What the task asks => Output the records exactly as they appear, with no pictures included.
---*---
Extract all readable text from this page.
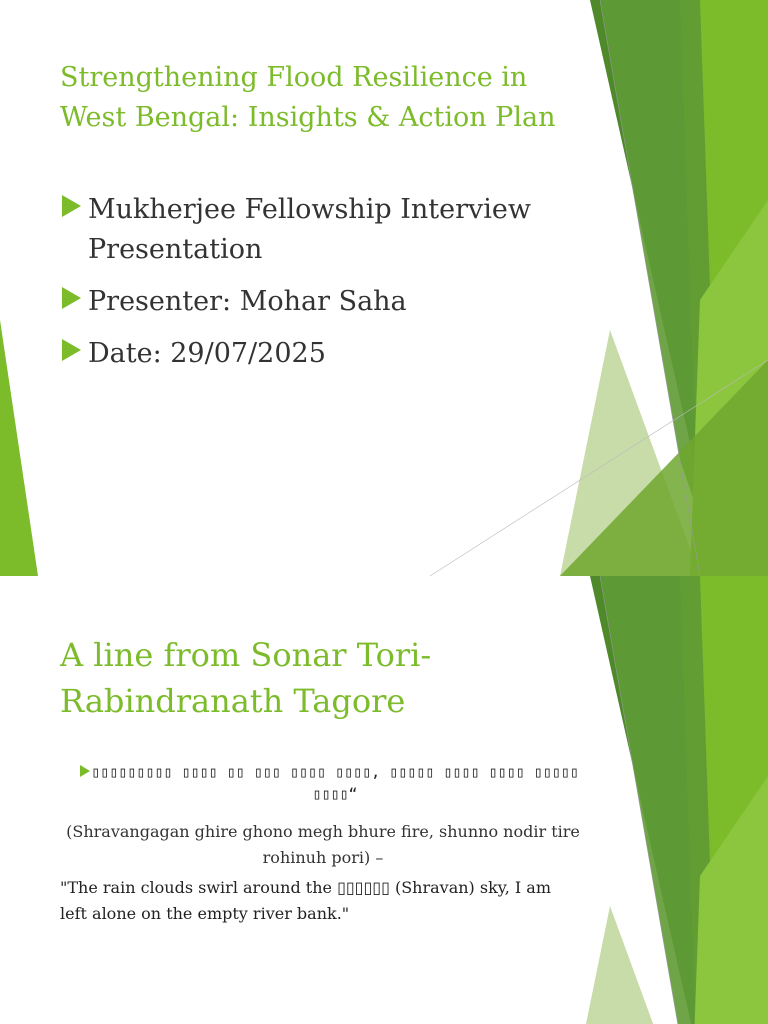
Strengthening Flood Resilience in West Bengal: Insights & Action Plan
Mukherjee Fellowship Interview Presentation
Presenter: Mohar Saha
Date: 29/07/2025
A line from Sonar Tori- Rabindranath Tagore
▯▯▯▯▯▯▯▯▯ ▯▯▯▯ ▯▯ ▯▯▯ ▯▯▯▯ ▯▯▯▯, ▯▯▯▯▯ ▯▯▯▯ ▯▯▯▯ ▯▯▯▯▯ ▯▯▯▯“
(Shravangagan ghire ghono megh bhure fire, shunno nodir tire rohinuh pori) –
"The rain clouds swirl around the ▯▯▯▯▯▯ (Shravan) sky, I am left alone on the empty river bank."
---*---
Final result =>
Extract all readable text from this page.
Strengthening Flood Resilience in West Bengal: Insights & Action Plan
Mukherjee Fellowship Interview Presentation
Presenter: Mohar Saha
Date: 29/07/2025
A line from Sonar Tori- Rabindranath Tagore
▯▯▯▯▯▯▯▯▯ ▯▯▯▯ ▯▯ ▯▯▯ ▯▯▯▯ ▯▯▯▯, ▯▯▯▯▯ ▯▯▯▯ ▯▯▯▯ ▯▯▯▯▯ ▯▯▯▯“
(Shravangagan ghire ghono megh bhure fire, shunno nodir tire rohinuh pori) –
"The rain clouds swirl around the ▯▯▯▯▯▯ (Shravan) sky, I am left alone on the empty river bank."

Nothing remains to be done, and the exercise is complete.